CONSIGNE DONNÉE 1 |
Dans le commentaire sur la tempête apaisée, qu'est-ce qui attirait les disciples vers Jésus lorsqu'ils le suivaient ?
CONSIGNE DONNÉE 2 |
Selon le commentaire sur la tempête apaisée, pourquoi Jésus dormait-il dans la barque ? Répondez en une à trois phrases.
CONSIGNE DONNÉE 3 |
Prolongez le commentaire sur la tempête apaisée à partir de sa dernière phrase.

EXTRAIT DU TEXTE |
--------------------------------------------------
Matthieu 8, 27
Les gens furent saisis d’étonnement et disaient : « Quel est donc celui-ci, pour que même les vents et la mer lui obéissent ? »
Les gens furent saisis d’étonnement et disaient : « Quel est donc celui-ci, pour que même les vents et la mer lui obéissent ? »
Notre-Seigneur Jésus-Christ ayant fait éclater sur la terre de grands et d'étonnants prodiges, passe sur la mer pour y opérer des miracles plus extraordinaires encore, et se faire ainsi reconnaître partout comme le Seigneur de la terre et de la mer. « Et après qu'il fut monté dans une barque, » dit l'Évangéliste, il fut suivi de ses disciples qui n'étaient plus des disciples faibles, mais fermes et stables dans la foi. En le suivant, ils étaient moins attachés à ses pas qu'à la sainteté de sa vie qui les attirait à lui.
Après qu'il fut entré dans la barque, il commanda à la mer de s'agiter. « Et voici, dit le texte sacré, qu'une grande tempête s'éleva sur la mer. » Cette tempête ne s'éleva pas d'elle-même, mais elle obéit à la puissance de celui qui commande et qui fait sortir les vents de ses trésors. (Ps 134). La tempête fut grande pour que le miracle le fut également ; plus les flots venaient fondre sur la barque, plus aussi l'effroi bouleversait les disciples, et leur faisait désirer d'être délivrés par la puissance du Sauveur.
Chose étonnante et merveilleuse ! L'Évangéliste nous montre livré au sommeil celui qui ne dort, qui ne sommeille jamais (Ps 120, 4). Son corps dormait, mais la divinité veillait, et il prouvait par là qu'il portait un corps véritable comme le nôtre, et qu'il s'en était revêtu avec toutes ses faiblesses. Il dormait donc extérieurement pour apprendre à ses apôtres à veiller, et nous apprendre à tous à éviter le sommeil de l'âme. La crainte qui les bouleversait était si grande, qu'ils avaient presque perdu la tête, qu'ils se précipitaient près de lui et qu'au lieu de lui parler avec modération et avec douceur, ils le réveillent brusquement. Et ses disciples s'approchèrent, et ils l'éveillèrent en disant : « Seigneur, sauvez-nous, nous périssons. »
--------------------------------------------------
INFORMATIONS FOURNIES |
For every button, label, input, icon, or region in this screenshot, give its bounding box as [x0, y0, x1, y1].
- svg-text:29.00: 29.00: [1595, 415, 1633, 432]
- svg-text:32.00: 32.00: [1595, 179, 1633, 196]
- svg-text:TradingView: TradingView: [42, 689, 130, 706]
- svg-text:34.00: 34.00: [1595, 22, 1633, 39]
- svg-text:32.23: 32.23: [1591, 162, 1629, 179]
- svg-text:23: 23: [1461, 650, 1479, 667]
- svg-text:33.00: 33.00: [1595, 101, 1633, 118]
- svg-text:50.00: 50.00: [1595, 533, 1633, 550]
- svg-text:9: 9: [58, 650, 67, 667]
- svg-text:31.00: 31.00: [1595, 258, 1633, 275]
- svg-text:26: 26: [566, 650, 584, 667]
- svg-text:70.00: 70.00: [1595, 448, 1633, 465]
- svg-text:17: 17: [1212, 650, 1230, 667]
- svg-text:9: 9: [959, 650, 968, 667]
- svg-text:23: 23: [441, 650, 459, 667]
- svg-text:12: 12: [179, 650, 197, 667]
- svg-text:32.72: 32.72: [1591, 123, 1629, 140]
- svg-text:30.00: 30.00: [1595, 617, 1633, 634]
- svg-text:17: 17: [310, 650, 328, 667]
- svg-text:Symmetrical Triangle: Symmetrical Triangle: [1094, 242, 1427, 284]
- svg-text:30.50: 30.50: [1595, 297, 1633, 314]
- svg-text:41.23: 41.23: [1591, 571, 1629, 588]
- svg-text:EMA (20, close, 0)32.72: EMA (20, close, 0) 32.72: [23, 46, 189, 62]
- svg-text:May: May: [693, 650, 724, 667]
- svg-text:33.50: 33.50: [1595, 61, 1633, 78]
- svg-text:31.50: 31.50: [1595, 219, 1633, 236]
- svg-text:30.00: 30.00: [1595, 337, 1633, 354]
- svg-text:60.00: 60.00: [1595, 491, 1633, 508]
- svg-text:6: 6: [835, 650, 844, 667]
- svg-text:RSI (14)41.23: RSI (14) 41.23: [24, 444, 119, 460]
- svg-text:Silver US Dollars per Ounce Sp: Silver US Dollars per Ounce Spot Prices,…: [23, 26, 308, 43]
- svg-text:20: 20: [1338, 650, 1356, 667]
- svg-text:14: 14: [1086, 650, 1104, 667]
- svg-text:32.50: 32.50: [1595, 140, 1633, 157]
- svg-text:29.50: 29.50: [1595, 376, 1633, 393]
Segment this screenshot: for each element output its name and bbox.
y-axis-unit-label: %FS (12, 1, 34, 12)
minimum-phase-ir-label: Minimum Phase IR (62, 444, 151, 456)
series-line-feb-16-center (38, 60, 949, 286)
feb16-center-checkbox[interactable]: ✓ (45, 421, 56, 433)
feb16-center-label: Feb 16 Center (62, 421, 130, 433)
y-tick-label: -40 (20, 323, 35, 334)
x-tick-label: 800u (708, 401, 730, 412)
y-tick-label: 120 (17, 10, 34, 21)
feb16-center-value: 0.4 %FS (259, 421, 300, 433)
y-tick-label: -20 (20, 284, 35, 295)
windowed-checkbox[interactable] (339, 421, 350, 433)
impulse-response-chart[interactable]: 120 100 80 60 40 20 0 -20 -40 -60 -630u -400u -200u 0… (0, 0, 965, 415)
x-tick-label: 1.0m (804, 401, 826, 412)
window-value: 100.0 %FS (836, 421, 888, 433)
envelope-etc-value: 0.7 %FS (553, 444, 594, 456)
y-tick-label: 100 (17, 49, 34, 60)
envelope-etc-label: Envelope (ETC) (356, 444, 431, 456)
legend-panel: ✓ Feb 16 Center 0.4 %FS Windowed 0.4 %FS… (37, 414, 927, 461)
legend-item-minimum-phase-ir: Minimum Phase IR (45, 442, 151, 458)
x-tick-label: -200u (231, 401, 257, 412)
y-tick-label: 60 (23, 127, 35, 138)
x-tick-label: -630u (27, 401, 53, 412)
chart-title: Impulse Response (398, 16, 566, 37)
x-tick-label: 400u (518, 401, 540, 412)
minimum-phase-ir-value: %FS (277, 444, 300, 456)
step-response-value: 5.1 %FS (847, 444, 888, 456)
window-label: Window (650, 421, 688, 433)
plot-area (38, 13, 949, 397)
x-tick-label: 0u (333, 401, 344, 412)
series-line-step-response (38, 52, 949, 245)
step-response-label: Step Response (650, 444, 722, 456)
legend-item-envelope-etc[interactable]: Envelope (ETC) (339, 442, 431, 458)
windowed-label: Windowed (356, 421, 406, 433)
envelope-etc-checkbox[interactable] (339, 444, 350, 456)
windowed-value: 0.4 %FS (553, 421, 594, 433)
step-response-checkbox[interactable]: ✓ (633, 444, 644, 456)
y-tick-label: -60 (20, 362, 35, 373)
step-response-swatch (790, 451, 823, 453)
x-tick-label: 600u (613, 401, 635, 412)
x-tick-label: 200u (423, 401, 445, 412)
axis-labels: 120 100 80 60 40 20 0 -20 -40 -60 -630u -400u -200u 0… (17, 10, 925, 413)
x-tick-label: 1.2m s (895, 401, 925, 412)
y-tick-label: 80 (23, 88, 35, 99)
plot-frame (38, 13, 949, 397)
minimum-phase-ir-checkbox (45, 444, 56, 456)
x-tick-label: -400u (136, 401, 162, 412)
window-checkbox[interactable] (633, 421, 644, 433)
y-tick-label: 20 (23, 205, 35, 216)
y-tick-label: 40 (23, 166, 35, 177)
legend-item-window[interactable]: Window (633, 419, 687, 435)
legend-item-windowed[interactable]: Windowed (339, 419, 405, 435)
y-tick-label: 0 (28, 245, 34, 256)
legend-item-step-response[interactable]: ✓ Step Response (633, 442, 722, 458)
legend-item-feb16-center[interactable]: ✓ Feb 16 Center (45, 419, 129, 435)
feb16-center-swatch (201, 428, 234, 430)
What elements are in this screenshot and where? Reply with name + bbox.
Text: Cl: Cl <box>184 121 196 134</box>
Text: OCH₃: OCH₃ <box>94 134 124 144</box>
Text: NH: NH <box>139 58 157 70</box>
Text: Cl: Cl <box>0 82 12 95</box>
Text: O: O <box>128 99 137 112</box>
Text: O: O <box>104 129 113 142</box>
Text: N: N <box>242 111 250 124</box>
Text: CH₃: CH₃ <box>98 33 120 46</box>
--------------------------------------------------
RÉPONSE À L'EXERCICE 1 |
La sainteté de sa vie les attirait à lui.

RÉPONSE À L'EXERCICE 2 |
Son sommeil prouvait qu'il portait un corps véritable comme le nôtre, revêtu avec toutes ses faiblesses, tandis que sa divinité veillait. Il dormait extérieurement pour apprendre à ses apôtres à veiller et nous apprendre à tous à éviter le sommeil de l'âme.

RÉPONSE À L'EXERCICE 3 |
Et vous les vrais disciples de Jésus-Christ, vous avez le Seigneur au milieu de vous, et vous craignez le danger ? La vie est avec vous, et la crainte de la mort vous préoccupe ? Peut-être vont-ils répondre : Nous sommes encore faibles, pusillanimes ; c'est pour cela que la crainte s'empare de nous. Aussi Jésus leur dit : « Pourquoi craignez-vous, hommes de peu de foi ? » C'est-à-dire : vous avez été témoins de ma puissance sur la terre, pourquoi doutez-vous que cette puissance s'étende aussi à la mer ? Et quand la mort elle-même viendrait fondre sur vous, ne devriez-vous pas la supporter avec courage ? Celui qui croit faiblement sera repris, celui qui ne croit pas du tout sera condamné.
Il commanda donc aux vents et à la mer, et à cette grande agitation succéda un grand calme. Il est digne de celui qui est grand de faire de grandes choses, et c'est pour cela qu'après avoir troublé magnifiquement les profondeurs de la mer, il commande qu'un grand calme se fasse, afin que la joie de ses disciples égale la crainte qui les a troublés.
Mais quels sont ces hommes qui furent dans l'admiration ? Ne croyez pas que cette expression désigne les Apôtres, car il n'est jamais parlé d'eux qu'en termes honorables, et ils sont toujours appelés ou apôtres ou disciples. Ceux qui étaient dans l'admiration furent donc ceux qui étaient avec le Sauveur dans la barque, et à qui cette barque appartenait.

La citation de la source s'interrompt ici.